**EXERCISE PROMPT**
Pictures appear in the records below; write out everything else exactly.

**Stored entries**
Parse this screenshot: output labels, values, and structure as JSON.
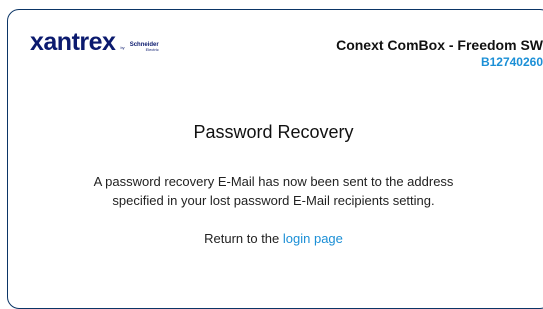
{
  "logo": {
    "brand": "xantrex",
    "by": "by",
    "partner": "Schneider",
    "partner_sub": "Electric"
  },
  "device": {
    "name": "Conext ComBox - Freedom SW",
    "serial": "B12740260"
  },
  "page": {
    "heading": "Password Recovery",
    "message_line1": "A password recovery E-Mail has now been sent to the address",
    "message_line2": "specified in your lost password E-Mail recipients setting.",
    "return_prefix": "Return to the",
    "login_link": "login page"
  },
  "colors": {
    "border": "#0b3566",
    "brand": "#0b1a6e",
    "link": "#1b8fd6"
  }
}
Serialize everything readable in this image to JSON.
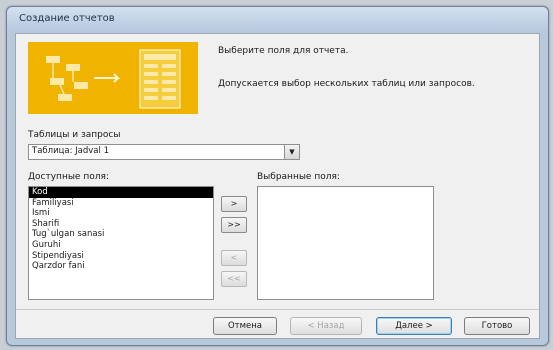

**RESULT BELOW**
Parse this screenshot: output labels, values, and structure as JSON.
{
  "logo": {
    "brand": "xantrex",
    "by": "by",
    "partner": "Schneider",
    "partner_sub": "Electric"
  },
  "device": {
    "name": "Conext ComBox - Freedom SW",
    "serial": "B12740260"
  },
  "page": {
    "heading": "Password Recovery",
    "message_line1": "A password recovery E-Mail has now been sent to the address",
    "message_line2": "specified in your lost password E-Mail recipients setting.",
    "return_prefix": "Return to the",
    "login_link": "login page"
  },
  "colors": {
    "border": "#0b3566",
    "brand": "#0b1a6e",
    "link": "#1b8fd6"
  }
}
Serialize everything readable in this image to JSON.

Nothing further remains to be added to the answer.